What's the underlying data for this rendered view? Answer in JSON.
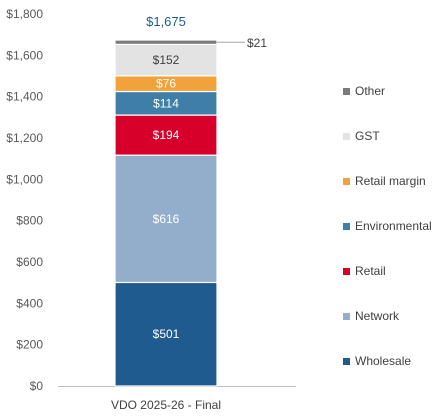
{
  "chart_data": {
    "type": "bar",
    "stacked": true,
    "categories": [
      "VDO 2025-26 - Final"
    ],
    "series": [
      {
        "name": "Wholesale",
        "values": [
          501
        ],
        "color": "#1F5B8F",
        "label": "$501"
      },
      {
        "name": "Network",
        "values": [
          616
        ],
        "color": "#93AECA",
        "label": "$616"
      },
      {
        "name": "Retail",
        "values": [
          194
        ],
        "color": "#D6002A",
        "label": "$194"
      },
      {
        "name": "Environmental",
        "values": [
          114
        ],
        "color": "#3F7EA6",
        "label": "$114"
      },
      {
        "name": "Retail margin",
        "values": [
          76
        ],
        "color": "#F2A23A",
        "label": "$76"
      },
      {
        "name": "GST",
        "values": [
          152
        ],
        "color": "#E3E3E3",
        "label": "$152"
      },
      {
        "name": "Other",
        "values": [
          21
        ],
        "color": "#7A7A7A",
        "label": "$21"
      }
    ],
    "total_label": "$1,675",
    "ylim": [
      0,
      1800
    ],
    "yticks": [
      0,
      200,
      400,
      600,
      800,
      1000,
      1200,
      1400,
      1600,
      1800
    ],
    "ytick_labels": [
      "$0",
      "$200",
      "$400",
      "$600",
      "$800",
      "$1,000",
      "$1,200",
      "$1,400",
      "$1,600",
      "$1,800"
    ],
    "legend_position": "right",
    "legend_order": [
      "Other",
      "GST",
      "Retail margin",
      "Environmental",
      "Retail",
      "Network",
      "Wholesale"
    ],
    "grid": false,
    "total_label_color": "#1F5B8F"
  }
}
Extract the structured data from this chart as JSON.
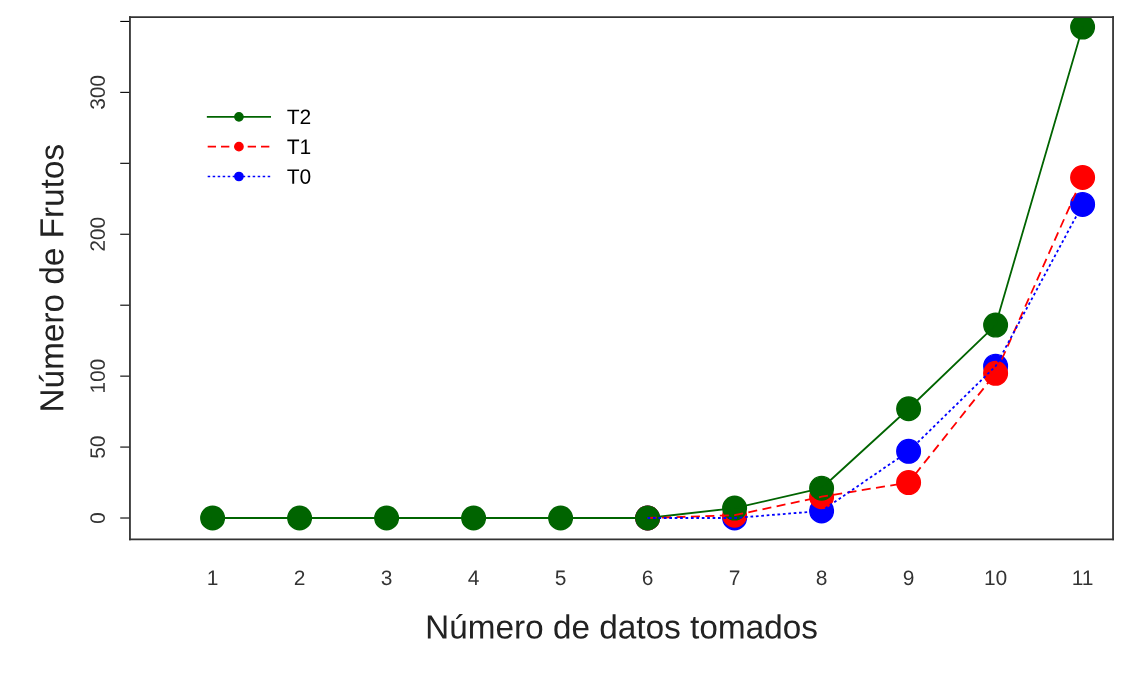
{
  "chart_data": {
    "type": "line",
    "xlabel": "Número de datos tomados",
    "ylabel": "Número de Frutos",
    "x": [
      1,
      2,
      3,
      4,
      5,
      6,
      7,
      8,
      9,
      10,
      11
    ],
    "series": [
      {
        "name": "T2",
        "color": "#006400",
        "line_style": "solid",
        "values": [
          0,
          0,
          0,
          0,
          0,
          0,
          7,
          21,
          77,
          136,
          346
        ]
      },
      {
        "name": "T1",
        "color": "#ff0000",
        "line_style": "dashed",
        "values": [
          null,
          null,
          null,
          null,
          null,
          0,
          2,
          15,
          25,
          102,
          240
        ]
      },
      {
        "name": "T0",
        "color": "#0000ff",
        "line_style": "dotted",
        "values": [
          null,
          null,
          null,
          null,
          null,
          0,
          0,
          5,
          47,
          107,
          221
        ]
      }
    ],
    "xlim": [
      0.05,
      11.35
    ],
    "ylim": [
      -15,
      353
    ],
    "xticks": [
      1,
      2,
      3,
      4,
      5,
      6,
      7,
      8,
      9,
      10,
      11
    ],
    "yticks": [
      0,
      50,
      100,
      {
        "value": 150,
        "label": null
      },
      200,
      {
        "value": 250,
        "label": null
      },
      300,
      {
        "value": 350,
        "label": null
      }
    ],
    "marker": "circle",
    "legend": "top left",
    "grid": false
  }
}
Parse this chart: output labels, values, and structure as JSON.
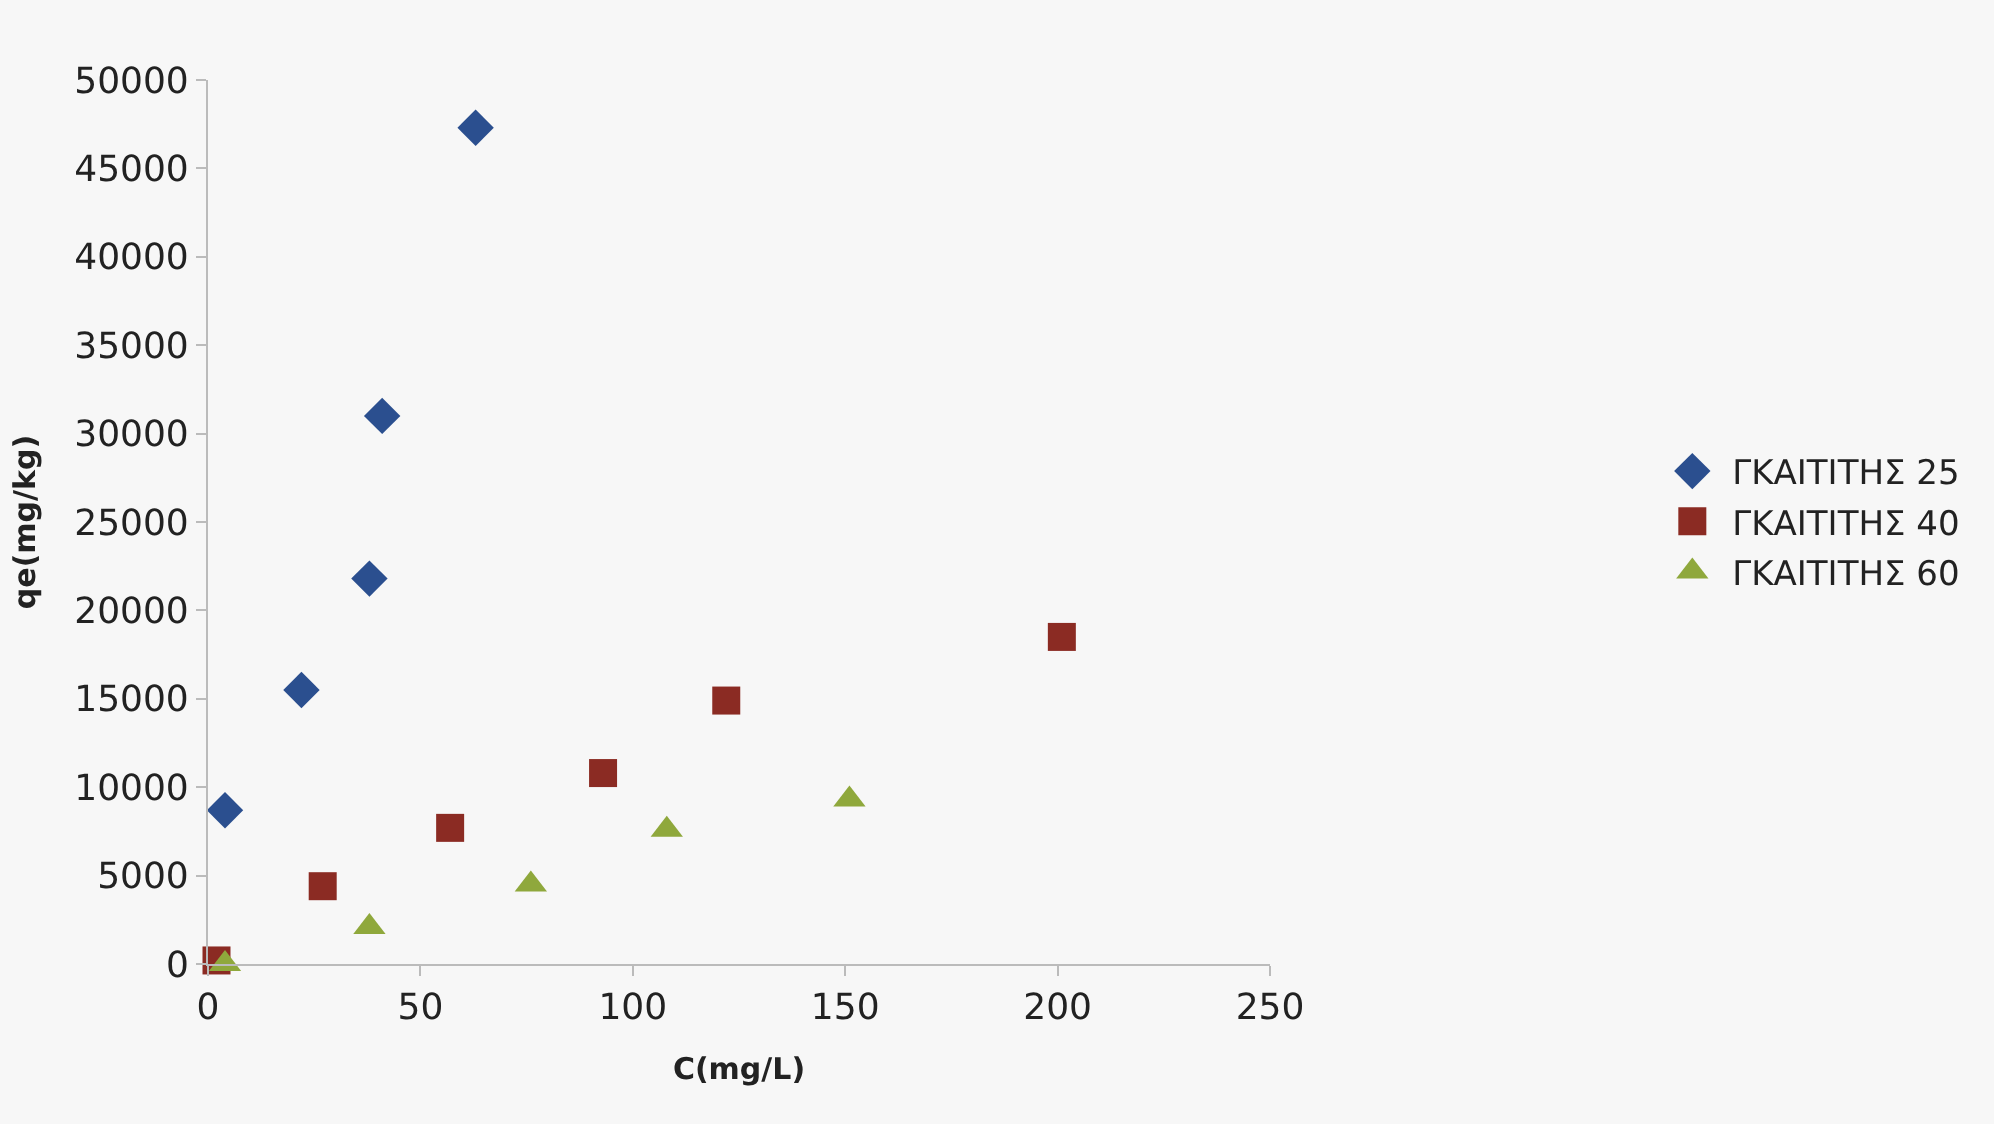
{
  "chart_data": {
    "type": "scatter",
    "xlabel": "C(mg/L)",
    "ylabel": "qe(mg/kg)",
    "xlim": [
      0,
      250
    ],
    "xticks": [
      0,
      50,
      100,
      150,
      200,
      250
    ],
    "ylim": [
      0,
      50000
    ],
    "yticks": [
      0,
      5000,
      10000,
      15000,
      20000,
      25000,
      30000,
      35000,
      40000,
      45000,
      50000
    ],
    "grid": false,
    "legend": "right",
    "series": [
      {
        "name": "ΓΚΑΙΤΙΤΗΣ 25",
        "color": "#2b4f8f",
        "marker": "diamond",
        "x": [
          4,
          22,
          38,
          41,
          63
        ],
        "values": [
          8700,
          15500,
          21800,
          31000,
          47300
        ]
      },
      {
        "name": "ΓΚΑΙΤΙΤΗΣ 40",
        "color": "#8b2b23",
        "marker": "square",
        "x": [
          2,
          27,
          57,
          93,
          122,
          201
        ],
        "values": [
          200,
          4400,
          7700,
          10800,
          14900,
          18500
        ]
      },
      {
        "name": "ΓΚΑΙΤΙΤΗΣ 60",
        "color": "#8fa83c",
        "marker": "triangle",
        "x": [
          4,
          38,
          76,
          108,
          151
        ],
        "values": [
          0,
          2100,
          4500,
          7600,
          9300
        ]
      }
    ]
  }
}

··········

What is required: Give nothing but the number of lines containing the string "this".

The reply: 3